ITEMS:
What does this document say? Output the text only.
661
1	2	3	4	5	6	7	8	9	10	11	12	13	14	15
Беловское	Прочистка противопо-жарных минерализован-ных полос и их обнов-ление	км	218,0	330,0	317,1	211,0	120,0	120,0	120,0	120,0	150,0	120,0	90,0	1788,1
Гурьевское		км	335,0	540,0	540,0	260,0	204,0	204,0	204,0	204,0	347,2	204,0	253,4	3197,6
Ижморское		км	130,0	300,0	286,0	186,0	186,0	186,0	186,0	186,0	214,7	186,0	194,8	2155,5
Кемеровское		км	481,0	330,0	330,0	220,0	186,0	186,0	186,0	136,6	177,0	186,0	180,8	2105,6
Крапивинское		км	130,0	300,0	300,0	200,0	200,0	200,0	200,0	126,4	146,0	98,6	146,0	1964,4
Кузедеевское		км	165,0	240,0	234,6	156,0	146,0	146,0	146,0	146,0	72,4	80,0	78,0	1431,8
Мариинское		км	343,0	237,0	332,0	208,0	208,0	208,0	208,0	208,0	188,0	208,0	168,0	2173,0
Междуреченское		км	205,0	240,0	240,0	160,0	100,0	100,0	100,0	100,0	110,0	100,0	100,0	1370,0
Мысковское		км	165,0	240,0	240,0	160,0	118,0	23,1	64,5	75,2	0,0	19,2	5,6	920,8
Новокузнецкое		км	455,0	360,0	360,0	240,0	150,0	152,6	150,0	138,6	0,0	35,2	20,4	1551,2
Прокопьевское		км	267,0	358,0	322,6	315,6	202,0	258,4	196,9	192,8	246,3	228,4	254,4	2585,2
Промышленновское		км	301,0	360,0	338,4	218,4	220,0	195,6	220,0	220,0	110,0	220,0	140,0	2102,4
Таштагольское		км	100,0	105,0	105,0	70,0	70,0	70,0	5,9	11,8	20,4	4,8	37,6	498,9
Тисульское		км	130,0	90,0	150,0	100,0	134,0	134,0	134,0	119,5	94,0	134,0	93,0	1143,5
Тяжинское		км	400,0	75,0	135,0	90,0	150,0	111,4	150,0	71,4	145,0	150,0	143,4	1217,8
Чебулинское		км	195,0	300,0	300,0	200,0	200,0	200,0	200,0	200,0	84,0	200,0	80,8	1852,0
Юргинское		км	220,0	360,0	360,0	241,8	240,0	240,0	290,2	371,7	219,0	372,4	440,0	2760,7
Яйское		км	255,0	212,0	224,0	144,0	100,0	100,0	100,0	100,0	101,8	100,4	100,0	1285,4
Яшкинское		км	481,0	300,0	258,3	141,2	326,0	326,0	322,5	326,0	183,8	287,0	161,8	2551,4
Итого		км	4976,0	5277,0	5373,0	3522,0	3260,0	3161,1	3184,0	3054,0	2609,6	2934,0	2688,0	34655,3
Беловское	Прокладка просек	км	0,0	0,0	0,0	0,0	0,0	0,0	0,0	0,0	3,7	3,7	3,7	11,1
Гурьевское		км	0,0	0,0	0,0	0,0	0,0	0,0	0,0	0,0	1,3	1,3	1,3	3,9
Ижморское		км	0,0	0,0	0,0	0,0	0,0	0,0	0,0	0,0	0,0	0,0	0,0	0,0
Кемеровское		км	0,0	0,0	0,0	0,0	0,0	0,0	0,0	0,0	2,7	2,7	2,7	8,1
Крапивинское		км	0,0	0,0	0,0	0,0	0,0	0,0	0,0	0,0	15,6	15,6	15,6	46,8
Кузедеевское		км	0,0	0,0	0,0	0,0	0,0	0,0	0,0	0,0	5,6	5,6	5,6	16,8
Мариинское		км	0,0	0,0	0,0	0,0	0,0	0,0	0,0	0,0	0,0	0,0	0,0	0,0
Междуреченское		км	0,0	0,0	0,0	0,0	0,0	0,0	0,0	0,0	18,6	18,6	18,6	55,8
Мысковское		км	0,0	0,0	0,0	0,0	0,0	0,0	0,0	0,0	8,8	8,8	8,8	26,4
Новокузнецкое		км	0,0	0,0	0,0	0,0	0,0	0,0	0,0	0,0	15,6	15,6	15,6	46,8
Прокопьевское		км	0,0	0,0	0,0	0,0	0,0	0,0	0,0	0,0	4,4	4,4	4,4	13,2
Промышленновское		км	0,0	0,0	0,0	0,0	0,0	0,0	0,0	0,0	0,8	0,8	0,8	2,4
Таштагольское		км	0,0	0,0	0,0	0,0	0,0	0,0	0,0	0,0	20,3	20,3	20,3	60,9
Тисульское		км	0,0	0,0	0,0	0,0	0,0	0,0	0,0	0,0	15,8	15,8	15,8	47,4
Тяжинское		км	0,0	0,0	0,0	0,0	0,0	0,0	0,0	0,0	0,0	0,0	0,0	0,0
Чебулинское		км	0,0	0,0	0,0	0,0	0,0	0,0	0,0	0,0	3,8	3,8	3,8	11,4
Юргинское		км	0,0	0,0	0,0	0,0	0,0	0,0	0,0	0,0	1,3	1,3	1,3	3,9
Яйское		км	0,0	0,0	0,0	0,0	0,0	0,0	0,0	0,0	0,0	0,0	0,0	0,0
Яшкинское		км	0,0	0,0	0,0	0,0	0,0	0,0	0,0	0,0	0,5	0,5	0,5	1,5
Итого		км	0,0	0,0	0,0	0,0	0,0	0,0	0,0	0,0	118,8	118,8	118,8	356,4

WHAT NEEDS TO BE DONE: Reproduce the material above exactly; please quote every line of it.

SOLVED PROBLEM:
What does this document say? Output the text only.
661
1	2	3	4	5	6	7	8	9	10	11	12	13	14	15
Беловское	Прочистка противопо-жарных минерализован-ных полос и их обнов-ление	км	218,0	330,0	317,1	211,0	120,0	120,0	120,0	120,0	150,0	120,0	90,0	1788,1
Гурьевское		км	335,0	540,0	540,0	260,0	204,0	204,0	204,0	204,0	347,2	204,0	253,4	3197,6
Ижморское		км	130,0	300,0	286,0	186,0	186,0	186,0	186,0	186,0	214,7	186,0	194,8	2155,5
Кемеровское		км	481,0	330,0	330,0	220,0	186,0	186,0	186,0	136,6	177,0	186,0	180,8	2105,6
Крапивинское		км	130,0	300,0	300,0	200,0	200,0	200,0	200,0	126,4	146,0	98,6	146,0	1964,4
Кузедеевское		км	165,0	240,0	234,6	156,0	146,0	146,0	146,0	146,0	72,4	80,0	78,0	1431,8
Мариинское		км	343,0	237,0	332,0	208,0	208,0	208,0	208,0	208,0	188,0	208,0	168,0	2173,0
Междуреченское		км	205,0	240,0	240,0	160,0	100,0	100,0	100,0	100,0	110,0	100,0	100,0	1370,0
Мысковское		км	165,0	240,0	240,0	160,0	118,0	23,1	64,5	75,2	0,0	19,2	5,6	920,8
Новокузнецкое		км	455,0	360,0	360,0	240,0	150,0	152,6	150,0	138,6	0,0	35,2	20,4	1551,2
Прокопьевское		км	267,0	358,0	322,6	315,6	202,0	258,4	196,9	192,8	246,3	228,4	254,4	2585,2
Промышленновское		км	301,0	360,0	338,4	218,4	220,0	195,6	220,0	220,0	110,0	220,0	140,0	2102,4
Таштагольское		км	100,0	105,0	105,0	70,0	70,0	70,0	5,9	11,8	20,4	4,8	37,6	498,9
Тисульское		км	130,0	90,0	150,0	100,0	134,0	134,0	134,0	119,5	94,0	134,0	93,0	1143,5
Тяжинское		км	400,0	75,0	135,0	90,0	150,0	111,4	150,0	71,4	145,0	150,0	143,4	1217,8
Чебулинское		км	195,0	300,0	300,0	200,0	200,0	200,0	200,0	200,0	84,0	200,0	80,8	1852,0
Юргинское		км	220,0	360,0	360,0	241,8	240,0	240,0	290,2	371,7	219,0	372,4	440,0	2760,7
Яйское		км	255,0	212,0	224,0	144,0	100,0	100,0	100,0	100,0	101,8	100,4	100,0	1285,4
Яшкинское		км	481,0	300,0	258,3	141,2	326,0	326,0	322,5	326,0	183,8	287,0	161,8	2551,4
Итого		км	4976,0	5277,0	5373,0	3522,0	3260,0	3161,1	3184,0	3054,0	2609,6	2934,0	2688,0	34655,3
Беловское	Прокладка просек	км	0,0	0,0	0,0	0,0	0,0	0,0	0,0	0,0	3,7	3,7	3,7	11,1
Гурьевское		км	0,0	0,0	0,0	0,0	0,0	0,0	0,0	0,0	1,3	1,3	1,3	3,9
Ижморское		км	0,0	0,0	0,0	0,0	0,0	0,0	0,0	0,0	0,0	0,0	0,0	0,0
Кемеровское		км	0,0	0,0	0,0	0,0	0,0	0,0	0,0	0,0	2,7	2,7	2,7	8,1
Крапивинское		км	0,0	0,0	0,0	0,0	0,0	0,0	0,0	0,0	15,6	15,6	15,6	46,8
Кузедеевское		км	0,0	0,0	0,0	0,0	0,0	0,0	0,0	0,0	5,6	5,6	5,6	16,8
Мариинское		км	0,0	0,0	0,0	0,0	0,0	0,0	0,0	0,0	0,0	0,0	0,0	0,0
Междуреченское		км	0,0	0,0	0,0	0,0	0,0	0,0	0,0	0,0	18,6	18,6	18,6	55,8
Мысковское		км	0,0	0,0	0,0	0,0	0,0	0,0	0,0	0,0	8,8	8,8	8,8	26,4
Новокузнецкое		км	0,0	0,0	0,0	0,0	0,0	0,0	0,0	0,0	15,6	15,6	15,6	46,8
Прокопьевское		км	0,0	0,0	0,0	0,0	0,0	0,0	0,0	0,0	4,4	4,4	4,4	13,2
Промышленновское		км	0,0	0,0	0,0	0,0	0,0	0,0	0,0	0,0	0,8	0,8	0,8	2,4
Таштагольское		км	0,0	0,0	0,0	0,0	0,0	0,0	0,0	0,0	20,3	20,3	20,3	60,9
Тисульское		км	0,0	0,0	0,0	0,0	0,0	0,0	0,0	0,0	15,8	15,8	15,8	47,4
Тяжинское		км	0,0	0,0	0,0	0,0	0,0	0,0	0,0	0,0	0,0	0,0	0,0	0,0
Чебулинское		км	0,0	0,0	0,0	0,0	0,0	0,0	0,0	0,0	3,8	3,8	3,8	11,4
Юргинское		км	0,0	0,0	0,0	0,0	0,0	0,0	0,0	0,0	1,3	1,3	1,3	3,9
Яйское		км	0,0	0,0	0,0	0,0	0,0	0,0	0,0	0,0	0,0	0,0	0,0	0,0
Яшкинское		км	0,0	0,0	0,0	0,0	0,0	0,0	0,0	0,0	0,5	0,5	0,5	1,5
Итого		км	0,0	0,0	0,0	0,0	0,0	0,0	0,0	0,0	118,8	118,8	118,8	356,4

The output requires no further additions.